+++ Dataset content +++
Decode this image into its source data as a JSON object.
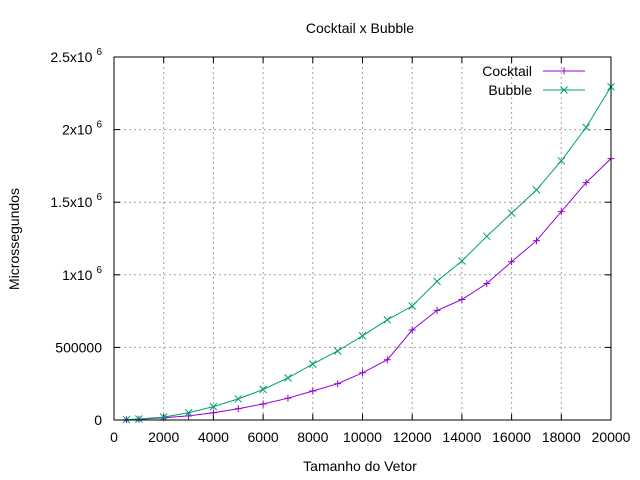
{
  "chart_data": {
    "type": "line",
    "title": "Cocktail x Bubble",
    "xlabel": "Tamanho do Vetor",
    "ylabel": "Microssegundos",
    "xlim": [
      0,
      20000
    ],
    "ylim": [
      0,
      2500000
    ],
    "grid": true,
    "legend_position": "top-right",
    "x_ticks": [
      {
        "value": 0,
        "label": "0"
      },
      {
        "value": 2000,
        "label": "2000"
      },
      {
        "value": 4000,
        "label": "4000"
      },
      {
        "value": 6000,
        "label": "6000"
      },
      {
        "value": 8000,
        "label": "8000"
      },
      {
        "value": 10000,
        "label": "10000"
      },
      {
        "value": 12000,
        "label": "12000"
      },
      {
        "value": 14000,
        "label": "14000"
      },
      {
        "value": 16000,
        "label": "16000"
      },
      {
        "value": 18000,
        "label": "18000"
      },
      {
        "value": 20000,
        "label": "20000"
      }
    ],
    "y_ticks": [
      {
        "value": 0,
        "label": "0",
        "sup": ""
      },
      {
        "value": 500000,
        "label": "500000",
        "sup": ""
      },
      {
        "value": 1000000,
        "label": "1x10",
        "sup": "6"
      },
      {
        "value": 1500000,
        "label": "1.5x10",
        "sup": "6"
      },
      {
        "value": 2000000,
        "label": "2x10",
        "sup": "6"
      },
      {
        "value": 2500000,
        "label": "2.5x10",
        "sup": "6"
      }
    ],
    "x": [
      500,
      1000,
      2000,
      3000,
      4000,
      5000,
      6000,
      7000,
      8000,
      9000,
      10000,
      11000,
      12000,
      13000,
      14000,
      15000,
      16000,
      17000,
      18000,
      19000,
      20000
    ],
    "series": [
      {
        "name": "Cocktail",
        "color": "#9400d3",
        "marker": "plus",
        "values": [
          2000,
          5000,
          15000,
          28000,
          50000,
          78000,
          110000,
          150000,
          200000,
          250000,
          325000,
          415000,
          620000,
          755000,
          830000,
          940000,
          1090000,
          1235000,
          1435000,
          1635000,
          1800000
        ]
      },
      {
        "name": "Bubble",
        "color": "#009e73",
        "marker": "cross",
        "values": [
          3000,
          7000,
          20000,
          50000,
          92000,
          145000,
          210000,
          290000,
          385000,
          475000,
          580000,
          690000,
          785000,
          955000,
          1095000,
          1265000,
          1425000,
          1585000,
          1785000,
          2015000,
          2295000
        ]
      }
    ]
  }
}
+++
Leave out the pictures and transcribe the entries above exactly.

Decode this image into its source data as a JSON object.
{
  "chart_data": {
    "type": "line",
    "title": "Cocktail x Bubble",
    "xlabel": "Tamanho do Vetor",
    "ylabel": "Microssegundos",
    "xlim": [
      0,
      20000
    ],
    "ylim": [
      0,
      2500000
    ],
    "grid": true,
    "legend_position": "top-right",
    "x_ticks": [
      {
        "value": 0,
        "label": "0"
      },
      {
        "value": 2000,
        "label": "2000"
      },
      {
        "value": 4000,
        "label": "4000"
      },
      {
        "value": 6000,
        "label": "6000"
      },
      {
        "value": 8000,
        "label": "8000"
      },
      {
        "value": 10000,
        "label": "10000"
      },
      {
        "value": 12000,
        "label": "12000"
      },
      {
        "value": 14000,
        "label": "14000"
      },
      {
        "value": 16000,
        "label": "16000"
      },
      {
        "value": 18000,
        "label": "18000"
      },
      {
        "value": 20000,
        "label": "20000"
      }
    ],
    "y_ticks": [
      {
        "value": 0,
        "label": "0",
        "sup": ""
      },
      {
        "value": 500000,
        "label": "500000",
        "sup": ""
      },
      {
        "value": 1000000,
        "label": "1x10",
        "sup": "6"
      },
      {
        "value": 1500000,
        "label": "1.5x10",
        "sup": "6"
      },
      {
        "value": 2000000,
        "label": "2x10",
        "sup": "6"
      },
      {
        "value": 2500000,
        "label": "2.5x10",
        "sup": "6"
      }
    ],
    "x": [
      500,
      1000,
      2000,
      3000,
      4000,
      5000,
      6000,
      7000,
      8000,
      9000,
      10000,
      11000,
      12000,
      13000,
      14000,
      15000,
      16000,
      17000,
      18000,
      19000,
      20000
    ],
    "series": [
      {
        "name": "Cocktail",
        "color": "#9400d3",
        "marker": "plus",
        "values": [
          2000,
          5000,
          15000,
          28000,
          50000,
          78000,
          110000,
          150000,
          200000,
          250000,
          325000,
          415000,
          620000,
          755000,
          830000,
          940000,
          1090000,
          1235000,
          1435000,
          1635000,
          1800000
        ]
      },
      {
        "name": "Bubble",
        "color": "#009e73",
        "marker": "cross",
        "values": [
          3000,
          7000,
          20000,
          50000,
          92000,
          145000,
          210000,
          290000,
          385000,
          475000,
          580000,
          690000,
          785000,
          955000,
          1095000,
          1265000,
          1425000,
          1585000,
          1785000,
          2015000,
          2295000
        ]
      }
    ]
  }
}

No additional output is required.